(Items listed in a dataset)
····················
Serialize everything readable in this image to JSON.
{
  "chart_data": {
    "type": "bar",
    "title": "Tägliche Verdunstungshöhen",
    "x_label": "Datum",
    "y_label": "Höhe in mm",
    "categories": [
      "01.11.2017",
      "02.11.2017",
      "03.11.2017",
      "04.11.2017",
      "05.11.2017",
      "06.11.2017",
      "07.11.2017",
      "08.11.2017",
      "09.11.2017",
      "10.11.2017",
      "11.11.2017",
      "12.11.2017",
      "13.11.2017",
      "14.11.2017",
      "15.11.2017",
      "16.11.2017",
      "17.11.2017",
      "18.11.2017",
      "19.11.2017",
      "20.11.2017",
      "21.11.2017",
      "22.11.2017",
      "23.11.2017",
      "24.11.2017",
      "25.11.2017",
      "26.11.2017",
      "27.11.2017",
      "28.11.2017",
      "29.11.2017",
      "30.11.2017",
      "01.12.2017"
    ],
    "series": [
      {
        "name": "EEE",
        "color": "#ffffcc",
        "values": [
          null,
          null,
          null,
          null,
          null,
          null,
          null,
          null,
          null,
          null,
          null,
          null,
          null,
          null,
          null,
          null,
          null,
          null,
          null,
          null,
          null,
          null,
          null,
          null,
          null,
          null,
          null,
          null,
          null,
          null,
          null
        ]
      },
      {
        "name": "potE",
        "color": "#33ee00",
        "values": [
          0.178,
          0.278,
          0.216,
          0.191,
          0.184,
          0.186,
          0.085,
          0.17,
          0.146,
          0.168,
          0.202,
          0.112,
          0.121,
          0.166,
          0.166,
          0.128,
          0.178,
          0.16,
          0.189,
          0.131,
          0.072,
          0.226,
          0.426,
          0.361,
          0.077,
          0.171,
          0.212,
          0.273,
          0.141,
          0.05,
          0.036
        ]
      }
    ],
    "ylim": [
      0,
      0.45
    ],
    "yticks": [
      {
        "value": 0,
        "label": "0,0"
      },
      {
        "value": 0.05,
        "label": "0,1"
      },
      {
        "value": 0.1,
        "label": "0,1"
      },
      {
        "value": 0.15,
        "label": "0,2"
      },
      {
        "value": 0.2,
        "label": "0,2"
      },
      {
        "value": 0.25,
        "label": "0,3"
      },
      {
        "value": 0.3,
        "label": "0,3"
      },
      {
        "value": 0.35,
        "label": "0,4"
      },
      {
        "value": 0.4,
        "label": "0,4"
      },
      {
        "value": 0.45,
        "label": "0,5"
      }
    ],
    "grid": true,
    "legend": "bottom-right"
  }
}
····················
TASK STATEMENT: Copy every line exactly. Leave nothing out.

SOLVED PROBLEM:
Serialize everything readable in this image to JSON.
{
  "chart_data": {
    "type": "bar",
    "title": "Tägliche Verdunstungshöhen",
    "x_label": "Datum",
    "y_label": "Höhe in mm",
    "categories": [
      "01.11.2017",
      "02.11.2017",
      "03.11.2017",
      "04.11.2017",
      "05.11.2017",
      "06.11.2017",
      "07.11.2017",
      "08.11.2017",
      "09.11.2017",
      "10.11.2017",
      "11.11.2017",
      "12.11.2017",
      "13.11.2017",
      "14.11.2017",
      "15.11.2017",
      "16.11.2017",
      "17.11.2017",
      "18.11.2017",
      "19.11.2017",
      "20.11.2017",
      "21.11.2017",
      "22.11.2017",
      "23.11.2017",
      "24.11.2017",
      "25.11.2017",
      "26.11.2017",
      "27.11.2017",
      "28.11.2017",
      "29.11.2017",
      "30.11.2017",
      "01.12.2017"
    ],
    "series": [
      {
        "name": "EEE",
        "color": "#ffffcc",
        "values": [
          null,
          null,
          null,
          null,
          null,
          null,
          null,
          null,
          null,
          null,
          null,
          null,
          null,
          null,
          null,
          null,
          null,
          null,
          null,
          null,
          null,
          null,
          null,
          null,
          null,
          null,
          null,
          null,
          null,
          null,
          null
        ]
      },
      {
        "name": "potE",
        "color": "#33ee00",
        "values": [
          0.178,
          0.278,
          0.216,
          0.191,
          0.184,
          0.186,
          0.085,
          0.17,
          0.146,
          0.168,
          0.202,
          0.112,
          0.121,
          0.166,
          0.166,
          0.128,
          0.178,
          0.16,
          0.189,
          0.131,
          0.072,
          0.226,
          0.426,
          0.361,
          0.077,
          0.171,
          0.212,
          0.273,
          0.141,
          0.05,
          0.036
        ]
      }
    ],
    "ylim": [
      0,
      0.45
    ],
    "yticks": [
      {
        "value": 0,
        "label": "0,0"
      },
      {
        "value": 0.05,
        "label": "0,1"
      },
      {
        "value": 0.1,
        "label": "0,1"
      },
      {
        "value": 0.15,
        "label": "0,2"
      },
      {
        "value": 0.2,
        "label": "0,2"
      },
      {
        "value": 0.25,
        "label": "0,3"
      },
      {
        "value": 0.3,
        "label": "0,3"
      },
      {
        "value": 0.35,
        "label": "0,4"
      },
      {
        "value": 0.4,
        "label": "0,4"
      },
      {
        "value": 0.45,
        "label": "0,5"
      }
    ],
    "grid": true,
    "legend": "bottom-right"
  }
}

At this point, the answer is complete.